[Stored data]
·····
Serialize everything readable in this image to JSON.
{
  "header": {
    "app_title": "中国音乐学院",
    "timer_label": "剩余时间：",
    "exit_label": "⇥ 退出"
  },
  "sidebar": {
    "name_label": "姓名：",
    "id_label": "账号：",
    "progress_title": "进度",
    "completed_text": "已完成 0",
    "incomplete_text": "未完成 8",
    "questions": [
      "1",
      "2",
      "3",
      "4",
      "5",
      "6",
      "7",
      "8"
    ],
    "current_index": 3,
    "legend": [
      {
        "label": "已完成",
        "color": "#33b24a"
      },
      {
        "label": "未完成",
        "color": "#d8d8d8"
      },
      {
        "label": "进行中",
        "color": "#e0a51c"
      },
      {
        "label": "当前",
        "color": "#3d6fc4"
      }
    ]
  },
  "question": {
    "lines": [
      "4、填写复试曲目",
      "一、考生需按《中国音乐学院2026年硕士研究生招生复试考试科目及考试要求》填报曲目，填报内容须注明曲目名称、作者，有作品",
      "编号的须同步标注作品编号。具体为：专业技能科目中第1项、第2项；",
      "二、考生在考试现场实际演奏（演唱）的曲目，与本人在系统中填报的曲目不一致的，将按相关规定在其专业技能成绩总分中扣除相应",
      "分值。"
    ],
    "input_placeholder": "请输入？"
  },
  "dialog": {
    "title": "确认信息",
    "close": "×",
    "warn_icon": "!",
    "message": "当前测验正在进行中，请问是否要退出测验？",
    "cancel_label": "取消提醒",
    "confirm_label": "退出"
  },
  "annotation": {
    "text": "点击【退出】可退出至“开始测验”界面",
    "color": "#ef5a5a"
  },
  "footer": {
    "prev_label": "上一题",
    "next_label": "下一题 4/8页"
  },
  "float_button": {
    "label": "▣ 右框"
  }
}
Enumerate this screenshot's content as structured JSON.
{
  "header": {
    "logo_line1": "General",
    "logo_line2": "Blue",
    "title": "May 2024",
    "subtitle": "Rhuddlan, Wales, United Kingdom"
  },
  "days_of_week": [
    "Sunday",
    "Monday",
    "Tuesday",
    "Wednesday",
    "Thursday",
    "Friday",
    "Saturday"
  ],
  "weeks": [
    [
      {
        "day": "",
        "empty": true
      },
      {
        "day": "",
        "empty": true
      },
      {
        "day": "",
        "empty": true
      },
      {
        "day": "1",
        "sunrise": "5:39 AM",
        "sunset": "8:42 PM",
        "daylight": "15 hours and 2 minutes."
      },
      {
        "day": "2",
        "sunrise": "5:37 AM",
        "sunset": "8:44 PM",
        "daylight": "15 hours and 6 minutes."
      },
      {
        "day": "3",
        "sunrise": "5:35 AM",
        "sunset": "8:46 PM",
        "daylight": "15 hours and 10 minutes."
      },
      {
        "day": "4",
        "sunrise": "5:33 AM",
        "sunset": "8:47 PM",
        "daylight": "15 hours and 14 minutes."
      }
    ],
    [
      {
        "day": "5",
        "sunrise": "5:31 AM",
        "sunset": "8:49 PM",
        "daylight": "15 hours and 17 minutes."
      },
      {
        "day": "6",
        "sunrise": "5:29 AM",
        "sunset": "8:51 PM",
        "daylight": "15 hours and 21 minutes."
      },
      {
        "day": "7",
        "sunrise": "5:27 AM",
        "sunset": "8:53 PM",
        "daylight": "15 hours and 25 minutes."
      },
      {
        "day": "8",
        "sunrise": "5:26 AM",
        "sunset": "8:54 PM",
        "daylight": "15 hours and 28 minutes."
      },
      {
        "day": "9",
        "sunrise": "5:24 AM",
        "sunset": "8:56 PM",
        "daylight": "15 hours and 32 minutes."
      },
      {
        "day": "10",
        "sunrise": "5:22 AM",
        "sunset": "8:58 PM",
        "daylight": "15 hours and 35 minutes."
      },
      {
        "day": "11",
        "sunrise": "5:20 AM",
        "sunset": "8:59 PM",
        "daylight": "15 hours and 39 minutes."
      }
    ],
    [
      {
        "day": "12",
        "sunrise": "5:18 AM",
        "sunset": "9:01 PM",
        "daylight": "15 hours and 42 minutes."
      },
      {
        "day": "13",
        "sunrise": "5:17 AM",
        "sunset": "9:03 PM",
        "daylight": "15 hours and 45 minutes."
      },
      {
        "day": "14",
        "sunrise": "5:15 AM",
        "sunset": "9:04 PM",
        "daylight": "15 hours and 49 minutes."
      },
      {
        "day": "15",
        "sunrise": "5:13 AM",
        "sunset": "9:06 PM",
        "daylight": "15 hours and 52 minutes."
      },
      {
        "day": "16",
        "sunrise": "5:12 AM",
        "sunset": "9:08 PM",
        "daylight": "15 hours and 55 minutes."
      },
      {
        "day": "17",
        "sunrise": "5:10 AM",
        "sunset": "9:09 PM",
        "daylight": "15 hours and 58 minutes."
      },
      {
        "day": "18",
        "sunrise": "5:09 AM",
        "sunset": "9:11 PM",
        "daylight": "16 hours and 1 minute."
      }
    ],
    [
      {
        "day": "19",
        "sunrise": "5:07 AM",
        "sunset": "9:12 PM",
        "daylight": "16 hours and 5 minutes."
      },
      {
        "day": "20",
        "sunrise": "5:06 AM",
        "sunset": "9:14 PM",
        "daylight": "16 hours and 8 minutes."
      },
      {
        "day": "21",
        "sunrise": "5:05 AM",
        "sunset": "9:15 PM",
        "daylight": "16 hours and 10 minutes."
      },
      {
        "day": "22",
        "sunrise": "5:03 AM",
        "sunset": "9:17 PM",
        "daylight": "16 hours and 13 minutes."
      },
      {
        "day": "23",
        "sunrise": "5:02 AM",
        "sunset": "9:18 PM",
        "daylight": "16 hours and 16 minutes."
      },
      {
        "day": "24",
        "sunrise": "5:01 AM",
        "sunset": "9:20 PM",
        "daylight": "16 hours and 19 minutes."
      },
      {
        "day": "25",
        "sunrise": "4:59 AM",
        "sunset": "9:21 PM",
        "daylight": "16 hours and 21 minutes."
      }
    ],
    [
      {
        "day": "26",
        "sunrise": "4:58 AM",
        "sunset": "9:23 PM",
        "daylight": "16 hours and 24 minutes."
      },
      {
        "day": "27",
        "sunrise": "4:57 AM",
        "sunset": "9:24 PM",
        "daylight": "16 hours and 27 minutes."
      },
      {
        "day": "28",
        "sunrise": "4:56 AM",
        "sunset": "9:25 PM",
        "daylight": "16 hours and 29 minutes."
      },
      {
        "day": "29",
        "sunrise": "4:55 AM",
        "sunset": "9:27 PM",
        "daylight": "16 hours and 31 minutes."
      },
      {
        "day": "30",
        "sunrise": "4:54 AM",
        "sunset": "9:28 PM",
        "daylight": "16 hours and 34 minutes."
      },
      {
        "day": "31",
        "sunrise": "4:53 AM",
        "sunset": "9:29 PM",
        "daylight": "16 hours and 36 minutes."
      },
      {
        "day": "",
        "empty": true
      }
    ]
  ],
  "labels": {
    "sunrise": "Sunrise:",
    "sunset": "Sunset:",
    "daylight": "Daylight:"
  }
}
·····
Can you give every line above again, exactly as written?

Serialize everything readable in this image to JSON.
{
  "header": {
    "app_title": "中国音乐学院",
    "timer_label": "剩余时间：",
    "exit_label": "⇥ 退出"
  },
  "sidebar": {
    "name_label": "姓名：",
    "id_label": "账号：",
    "progress_title": "进度",
    "completed_text": "已完成 0",
    "incomplete_text": "未完成 8",
    "questions": [
      "1",
      "2",
      "3",
      "4",
      "5",
      "6",
      "7",
      "8"
    ],
    "current_index": 3,
    "legend": [
      {
        "label": "已完成",
        "color": "#33b24a"
      },
      {
        "label": "未完成",
        "color": "#d8d8d8"
      },
      {
        "label": "进行中",
        "color": "#e0a51c"
      },
      {
        "label": "当前",
        "color": "#3d6fc4"
      }
    ]
  },
  "question": {
    "lines": [
      "4、填写复试曲目",
      "一、考生需按《中国音乐学院2026年硕士研究生招生复试考试科目及考试要求》填报曲目，填报内容须注明曲目名称、作者，有作品",
      "编号的须同步标注作品编号。具体为：专业技能科目中第1项、第2项；",
      "二、考生在考试现场实际演奏（演唱）的曲目，与本人在系统中填报的曲目不一致的，将按相关规定在其专业技能成绩总分中扣除相应",
      "分值。"
    ],
    "input_placeholder": "请输入？"
  },
  "dialog": {
    "title": "确认信息",
    "close": "×",
    "warn_icon": "!",
    "message": "当前测验正在进行中，请问是否要退出测验？",
    "cancel_label": "取消提醒",
    "confirm_label": "退出"
  },
  "annotation": {
    "text": "点击【退出】可退出至“开始测验”界面",
    "color": "#ef5a5a"
  },
  "footer": {
    "prev_label": "上一题",
    "next_label": "下一题 4/8页"
  },
  "float_button": {
    "label": "▣ 右框"
  }
}
Enumerate this screenshot's content as structured JSON.
{
  "header": {
    "logo_line1": "General",
    "logo_line2": "Blue",
    "title": "May 2024",
    "subtitle": "Rhuddlan, Wales, United Kingdom"
  },
  "days_of_week": [
    "Sunday",
    "Monday",
    "Tuesday",
    "Wednesday",
    "Thursday",
    "Friday",
    "Saturday"
  ],
  "weeks": [
    [
      {
        "day": "",
        "empty": true
      },
      {
        "day": "",
        "empty": true
      },
      {
        "day": "",
        "empty": true
      },
      {
        "day": "1",
        "sunrise": "5:39 AM",
        "sunset": "8:42 PM",
        "daylight": "15 hours and 2 minutes."
      },
      {
        "day": "2",
        "sunrise": "5:37 AM",
        "sunset": "8:44 PM",
        "daylight": "15 hours and 6 minutes."
      },
      {
        "day": "3",
        "sunrise": "5:35 AM",
        "sunset": "8:46 PM",
        "daylight": "15 hours and 10 minutes."
      },
      {
        "day": "4",
        "sunrise": "5:33 AM",
        "sunset": "8:47 PM",
        "daylight": "15 hours and 14 minutes."
      }
    ],
    [
      {
        "day": "5",
        "sunrise": "5:31 AM",
        "sunset": "8:49 PM",
        "daylight": "15 hours and 17 minutes."
      },
      {
        "day": "6",
        "sunrise": "5:29 AM",
        "sunset": "8:51 PM",
        "daylight": "15 hours and 21 minutes."
      },
      {
        "day": "7",
        "sunrise": "5:27 AM",
        "sunset": "8:53 PM",
        "daylight": "15 hours and 25 minutes."
      },
      {
        "day": "8",
        "sunrise": "5:26 AM",
        "sunset": "8:54 PM",
        "daylight": "15 hours and 28 minutes."
      },
      {
        "day": "9",
        "sunrise": "5:24 AM",
        "sunset": "8:56 PM",
        "daylight": "15 hours and 32 minutes."
      },
      {
        "day": "10",
        "sunrise": "5:22 AM",
        "sunset": "8:58 PM",
        "daylight": "15 hours and 35 minutes."
      },
      {
        "day": "11",
        "sunrise": "5:20 AM",
        "sunset": "8:59 PM",
        "daylight": "15 hours and 39 minutes."
      }
    ],
    [
      {
        "day": "12",
        "sunrise": "5:18 AM",
        "sunset": "9:01 PM",
        "daylight": "15 hours and 42 minutes."
      },
      {
        "day": "13",
        "sunrise": "5:17 AM",
        "sunset": "9:03 PM",
        "daylight": "15 hours and 45 minutes."
      },
      {
        "day": "14",
        "sunrise": "5:15 AM",
        "sunset": "9:04 PM",
        "daylight": "15 hours and 49 minutes."
      },
      {
        "day": "15",
        "sunrise": "5:13 AM",
        "sunset": "9:06 PM",
        "daylight": "15 hours and 52 minutes."
      },
      {
        "day": "16",
        "sunrise": "5:12 AM",
        "sunset": "9:08 PM",
        "daylight": "15 hours and 55 minutes."
      },
      {
        "day": "17",
        "sunrise": "5:10 AM",
        "sunset": "9:09 PM",
        "daylight": "15 hours and 58 minutes."
      },
      {
        "day": "18",
        "sunrise": "5:09 AM",
        "sunset": "9:11 PM",
        "daylight": "16 hours and 1 minute."
      }
    ],
    [
      {
        "day": "19",
        "sunrise": "5:07 AM",
        "sunset": "9:12 PM",
        "daylight": "16 hours and 5 minutes."
      },
      {
        "day": "20",
        "sunrise": "5:06 AM",
        "sunset": "9:14 PM",
        "daylight": "16 hours and 8 minutes."
      },
      {
        "day": "21",
        "sunrise": "5:05 AM",
        "sunset": "9:15 PM",
        "daylight": "16 hours and 10 minutes."
      },
      {
        "day": "22",
        "sunrise": "5:03 AM",
        "sunset": "9:17 PM",
        "daylight": "16 hours and 13 minutes."
      },
      {
        "day": "23",
        "sunrise": "5:02 AM",
        "sunset": "9:18 PM",
        "daylight": "16 hours and 16 minutes."
      },
      {
        "day": "24",
        "sunrise": "5:01 AM",
        "sunset": "9:20 PM",
        "daylight": "16 hours and 19 minutes."
      },
      {
        "day": "25",
        "sunrise": "4:59 AM",
        "sunset": "9:21 PM",
        "daylight": "16 hours and 21 minutes."
      }
    ],
    [
      {
        "day": "26",
        "sunrise": "4:58 AM",
        "sunset": "9:23 PM",
        "daylight": "16 hours and 24 minutes."
      },
      {
        "day": "27",
        "sunrise": "4:57 AM",
        "sunset": "9:24 PM",
        "daylight": "16 hours and 27 minutes."
      },
      {
        "day": "28",
        "sunrise": "4:56 AM",
        "sunset": "9:25 PM",
        "daylight": "16 hours and 29 minutes."
      },
      {
        "day": "29",
        "sunrise": "4:55 AM",
        "sunset": "9:27 PM",
        "daylight": "16 hours and 31 minutes."
      },
      {
        "day": "30",
        "sunrise": "4:54 AM",
        "sunset": "9:28 PM",
        "daylight": "16 hours and 34 minutes."
      },
      {
        "day": "31",
        "sunrise": "4:53 AM",
        "sunset": "9:29 PM",
        "daylight": "16 hours and 36 minutes."
      },
      {
        "day": "",
        "empty": true
      }
    ]
  ],
  "labels": {
    "sunrise": "Sunrise:",
    "sunset": "Sunset:",
    "daylight": "Daylight:"
  }
}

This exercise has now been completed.